Records for this task:
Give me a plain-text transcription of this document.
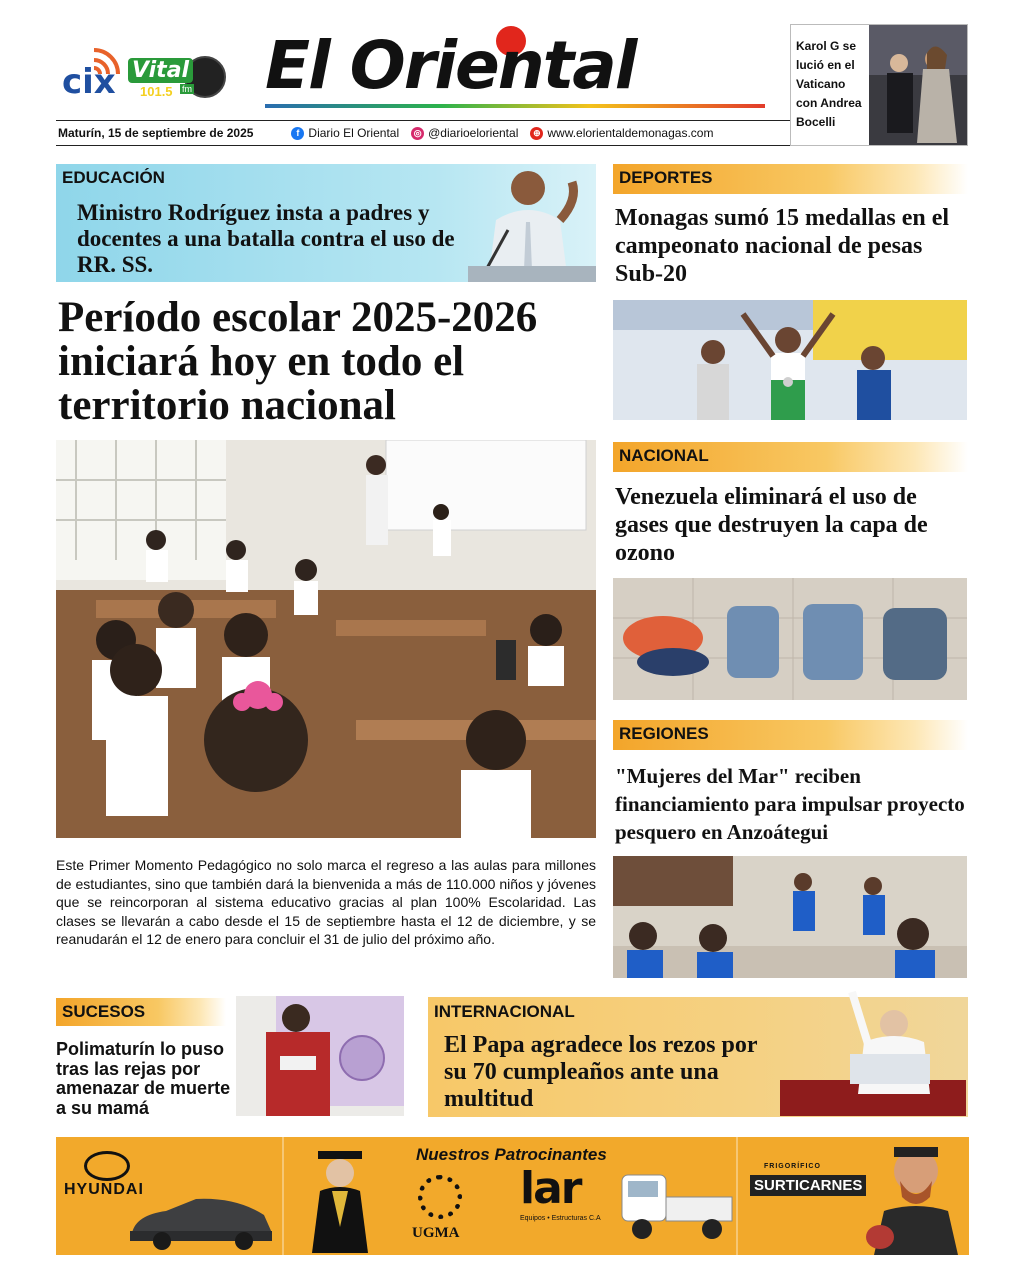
cix Vital
101.5 fm El Oriental
Maturín, 15 de septiembre de 2025	f Diario El Oriental ◎ @diarioeloriental	⊕ www.elorientaldemonagas.com
Karol G se lució en el Vaticano con Andrea Bocelli
EDUCACIÓN
Ministro Rodríguez insta a padres y docentes a una batalla contra el uso de RR. SS.
Período escolar 2025-2026 iniciará hoy en todo el territorio nacional
Este Primer Momento Pedagógico no solo marca el regreso a las aulas para millones de estudiantes, sino que también dará la bienvenida a más de 110.000 niños y jóvenes que se reincorporan al sistema educativo gracias al plan 100% Escolaridad. Las clases se llevarán a cabo desde el 15 de septiembre hasta el 12 de diciembre, y se reanudarán el 12 de enero para concluir el 31 de julio del próximo año.
DEPORTES
Monagas sumó 15 medallas en el campeonato nacional de pesas Sub-20
NACIONAL
Venezuela eliminará el uso de gases que destruyen la capa de ozono
REGIONES
"Mujeres del Mar" reciben financiamiento para impulsar proyecto pesquero en Anzoátegui
SUCESOS
Polimaturín lo puso tras las rejas por amenazar de muerte a su mamá
INTERNACIONAL
El Papa agradece los rezos por su 70 cumpleaños ante una multitud
HYUNDAI
UGMA
Nuestros Patrocinantes
lar
Equipos • Estructuras C.A
FRIGORÍFICO
SURTICARNES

Exercise details: Sift through the entries and copy every line with "septiembre".

Exercise solution:
Maturín, 15 de septiembre de 2025	f Diario El Oriental ◎ @diarioeloriental	⊕ www.elorientaldemonagas.com
Este Primer Momento Pedagógico no solo marca el regreso a las aulas para millones de estudiantes, sino que también dará la bienvenida a más de 110.000 niños y jóvenes que se reincorporan al sistema educativo gracias al plan 100% Escolaridad. Las clases se llevarán a cabo desde el 15 de septiembre hasta el 12 de diciembre, y se reanudarán el 12 de enero para concluir el 31 de julio del próximo año.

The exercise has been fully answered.